Archive for the ‘Texas’ Category
Monday, December 17th, 2007
First off, this is a great headline.

Second off, I don’t know which is the insult, or which is the injury. On the one hand, the monkey is being sent back to the roller coaster ride of living with, and relying on, a bipolar person. Every day will be punctuated by the highest of highs and the lowest of lows, bouts of uphoria offset by agonizing despair.
On the other hand, it’s Fort Worth. Ouch.
And no, I didn’t read the story; the headline and picture combo were enough for me.
Posted in Mugshot, News, Texas | No Comments »
Saturday, December 1st, 2007
It’s been amply demonstrated in the past that my dad was a father of the century candidate. Granted, he did finish near the bottom with Marvin Gaye Sr. and Bing Crosby, but the participation ribbon holds a place of honor in his trophy case. As you can no doubt surmise from the title, this blog entry covers my formative years, hanging with Drew Barrymore. Oh, right; this blog entry is about a time that my dad inexplicably avoided going to jail.
On this particular night, mom was (clearly) out of town with my sister. Dad, after apparently suffering a traumatic brain injury, decides to go out drinking with his son. The problem is, the son was still 7 years old at the time. It turns out that in Texas in the early 80s, this is not a problem. Hell, the beer joint we hit sold candy and had video games. So while Dad was getting lit, I was eating Kit Kats and playing Space Invaders. Everything was grand.

__Provided data__
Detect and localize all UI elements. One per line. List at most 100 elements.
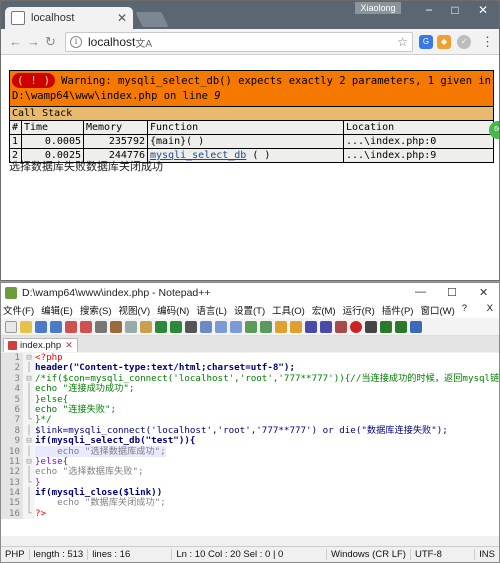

__Work to complete__
**a.** Answer each question from the Texas blog archive, one answer per line, marked the same way.
(i) To which city is the monkey being sent back?
(ii) How old was the son on the night of the drinking outing?
(iii) Which video game was played at the beer joint?
**b.** Reproduce word for word the passage of the Texas blog archive starting at "On the other" and ending at "going to jail.".
**c.** List every category that the December 17th, 2007 post in the Texas blog archive is posted in.

__In response__
**a.**
(i) Fort Worth
(ii) 7 years old
(iii) Space Invaders

**b.**
On the other hand, it’s Fort Worth. Ouch.
And no, I didn’t read the story; the headline and picture combo were enough for me.
Posted in Mugshot, News, Texas | No Comments »
Saturday, December 1st, 2007
It’s been amply demonstrated in the past that my dad was a father of the century candidate. Granted, he did finish near the bottom with Marvin Gaye Sr. and Bing Crosby, but the participation ribbon holds a place of honor in his trophy case. As you can no doubt surmise from the title, this blog entry covers my formative years, hanging with Drew Barrymore. Oh, right; this blog entry is about a time that my dad inexplicably avoided going to jail.

**c.**
Mugshot
News
Texas